>> Begin READING PASSAGE

September 10, 2019 - Finances - 5 minutes

What does DRC stand for? You’ve come to the right place.

It’s important to make sure your business is prepared for VAT: Domestic Reverse Charge (DRC). These changes are coming to the building and construction industry on 1st October, 2020.*

*(UPDATE: changes are now due to be implemented 1st March 2021).

Below, we’ve prepared an overview of what’s happening. While it’s true that VAT isn’t always the most exciting topic (no surprises there), the changes are of great importance, so you need to make sure you’re aware and that your business is ready. 

We’ve listed some information that covers the basics of DRC, like what does DRC stand for, and, should yours be affected by the changes, there’s also advice on how best to prepare.

In addition, be sure to download our visual infographic to DRC at the end of this post.

  1. What does DRC stand for? What’s happening?
  2. How will this impact my business? 
  3. What should I do? 
  4. Who should I talk to if I have questions?

1. What does DRC stand for? What’s happening? 

DRC stands for Domestic Reverse Charge.

On 1st March 2021, new rules come into effect that change the way VAT is collected in the building and construction industry.

>> End READING PASSAGE
>> Begin DATASET

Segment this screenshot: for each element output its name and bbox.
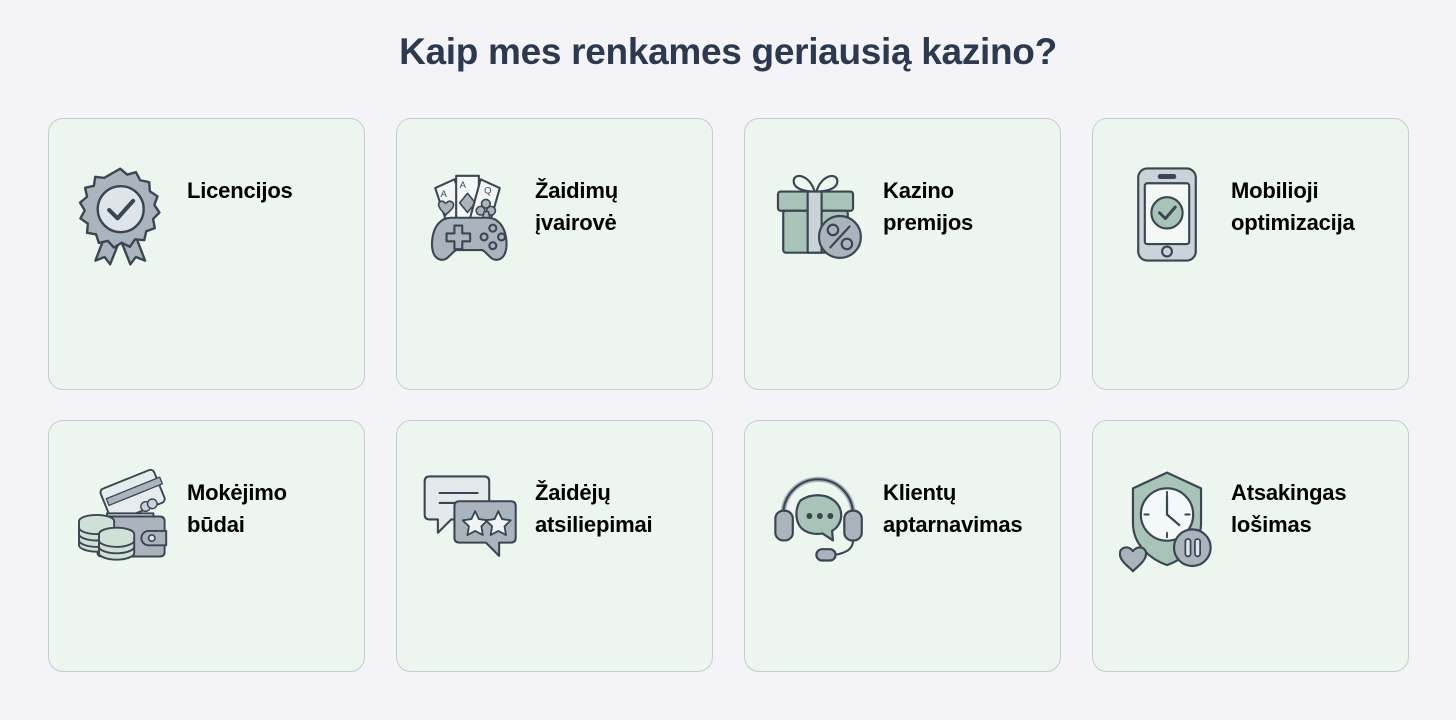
gift-percent-icon bbox=[771, 165, 867, 275]
criteria-card-label: Mokėjimo būdai bbox=[187, 467, 287, 541]
svg-text:A: A bbox=[440, 189, 447, 200]
criteria-card-licencijos[interactable]: Licencijos bbox=[48, 118, 365, 390]
criteria-card-label: Klientų aptarnavimas bbox=[883, 467, 1022, 541]
criteria-card-kazino-premijos[interactable]: Kazino premijos bbox=[744, 118, 1061, 390]
award-ribbon-check-icon bbox=[75, 165, 171, 275]
criteria-card-klientu-aptarnavimas[interactable]: Klientų aptarnavimas bbox=[744, 420, 1061, 672]
criteria-card-label: Atsakingas lošimas bbox=[1231, 467, 1346, 541]
criteria-card-label: Žaidėjų atsiliepimai bbox=[535, 467, 652, 541]
criteria-card-atsakingas-losimas[interactable]: Atsakingas lošimas bbox=[1092, 420, 1409, 672]
criteria-card-zaideju-atsiliepimai[interactable]: Žaidėjų atsiliepimai bbox=[396, 420, 713, 672]
speech-bubbles-stars-icon bbox=[423, 467, 519, 577]
criteria-card-zaidimu-ivairove[interactable]: A A Q bbox=[396, 118, 713, 390]
criteria-card-label: Kazino premijos bbox=[883, 165, 973, 239]
playing-cards-gamepad-icon: A A Q bbox=[423, 165, 519, 275]
shield-clock-pause-heart-icon bbox=[1119, 467, 1215, 577]
criteria-card-label: Žaidimų įvairovė bbox=[535, 165, 618, 239]
criteria-card-label: Mobilioji optimizacija bbox=[1231, 165, 1355, 239]
svg-text:Q: Q bbox=[484, 185, 491, 196]
criteria-card-grid: Licencijos A A Q bbox=[48, 118, 1408, 672]
criteria-card-label: Licencijos bbox=[187, 165, 293, 207]
mobile-phone-check-icon bbox=[1119, 165, 1215, 275]
infographic-page: Kaip mes renkames geriausią kazino? Lice… bbox=[0, 0, 1456, 720]
criteria-card-mokejimo-budai[interactable]: Mokėjimo būdai bbox=[48, 420, 365, 672]
wallet-card-coins-icon bbox=[75, 467, 171, 577]
svg-text:A: A bbox=[460, 180, 467, 191]
criteria-card-mobilioji-optimizacija[interactable]: Mobilioji optimizacija bbox=[1092, 118, 1409, 390]
page-title: Kaip mes renkames geriausią kazino? bbox=[0, 0, 1456, 73]
headset-support-icon bbox=[771, 467, 867, 577]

>> End DATASET

:: PROBLEM SET ::
**1.** Reproduce a passage from the VAT reverse charge article word for word, starting at "Below, we’ve prepared" and ending after "I have questions?".
**2.** Write the next part of the VAT reverse charge article, picking up right after its last sentence.

:: FINAL ANSWERS ::
**1.**
Below, we’ve prepared an overview of what’s happening. While it’s true that VAT isn’t always the most exciting topic (no surprises there), the changes are of great importance, so you need to make sure you’re aware and that your business is ready. 

We’ve listed some information that covers the basics of DRC, like what does DRC stand for, and, should yours be affected by the changes, there’s also advice on how best to prepare.

In addition, be sure to download our visual infographic to DRC at the end of this post.

  1. What does DRC stand for? What’s happening?
  2. How will this impact my business? 
  3. What should I do? 
  4. Who should I talk to if I have questions?

**2.**
The changes mean that the customer receiving a service will have to pay the VAT that is owed to HMRC, rather than paying it to the supplier, who’d otherwise pay HMRC on their behalf. In turn, the customer can recover the VAT, subject to the normal rules.

These changes will become a legal requirement, so you should ensure your business is compliant from the start date.

Note: DRC applies exclusively to companies and individuals who’re registered for VAT in the UK (although it will not apply to consumers). 

2. How will this impact my business? 

DRC is being implemented in an effort to fight and reduce fraudulent behaviour. There are instances where companies have taken VAT that’s been paid to them by a customer (that’s then meant to go to HMRC), but been held on to as ‘profit’ that isn’t legally theirs to keep.  

Changes like this inevitably impact a business, whether it’s disrupting the status quo, creating additional admin, or meaning you have to update your policies (you may remember the GDPR and privacy updates from a few years ago, as an example). However, if you’re prepared, the impact will be minimal.

These changes will affect a variety of field service businesses and depend on the services you provide. An easy way to know if your business/service is affected is noting whether you’re registered to supply or receive services under the Construction Industry Scheme (CIS). There are exceptions, but you can check those listed on HMRC, and in our list below:

Domestic reverse charge

HMRC has acknowledged that the implementation will cause some difficulties. It’s even delayed the original launch date twice, to begin 1st March 2021, instead.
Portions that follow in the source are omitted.